(Extracted data entries)
_ _ _ _
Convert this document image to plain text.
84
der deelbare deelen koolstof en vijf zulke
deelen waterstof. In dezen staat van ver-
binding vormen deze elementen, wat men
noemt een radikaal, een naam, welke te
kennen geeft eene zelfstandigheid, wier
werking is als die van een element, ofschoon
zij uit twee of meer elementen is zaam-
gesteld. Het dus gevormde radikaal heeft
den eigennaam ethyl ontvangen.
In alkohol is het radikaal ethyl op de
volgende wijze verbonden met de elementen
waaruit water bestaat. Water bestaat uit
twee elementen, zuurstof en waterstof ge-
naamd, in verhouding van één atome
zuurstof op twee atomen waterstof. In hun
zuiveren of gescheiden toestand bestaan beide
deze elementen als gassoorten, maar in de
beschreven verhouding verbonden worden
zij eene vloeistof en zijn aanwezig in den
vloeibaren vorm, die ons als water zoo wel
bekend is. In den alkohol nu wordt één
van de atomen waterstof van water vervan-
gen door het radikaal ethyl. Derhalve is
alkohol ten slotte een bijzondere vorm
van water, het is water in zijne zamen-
_ _ _ _
- _Work to do_
Each entry above needs to be retyped exactly.

- _Answer to the problem_
Convert this document image to plain text.
84
der deelbare deelen koolstof en vijf zulke
deelen waterstof. In dezen staat van ver-
binding vormen deze elementen, wat men
noemt een radikaal, een naam, welke te
kennen geeft eene zelfstandigheid, wier
werking is als die van een element, ofschoon
zij uit twee of meer elementen is zaam-
gesteld. Het dus gevormde radikaal heeft
den eigennaam ethyl ontvangen.
In alkohol is het radikaal ethyl op de
volgende wijze verbonden met de elementen
waaruit water bestaat. Water bestaat uit
twee elementen, zuurstof en waterstof ge-
naamd, in verhouding van één atome
zuurstof op twee atomen waterstof. In hun
zuiveren of gescheiden toestand bestaan beide
deze elementen als gassoorten, maar in de
beschreven verhouding verbonden worden
zij eene vloeistof en zijn aanwezig in den
vloeibaren vorm, die ons als water zoo wel
bekend is. In den alkohol nu wordt één
van de atomen waterstof van water vervan-
gen door het radikaal ethyl. Derhalve is
alkohol ten slotte een bijzondere vorm
van water, het is water in zijne zamen-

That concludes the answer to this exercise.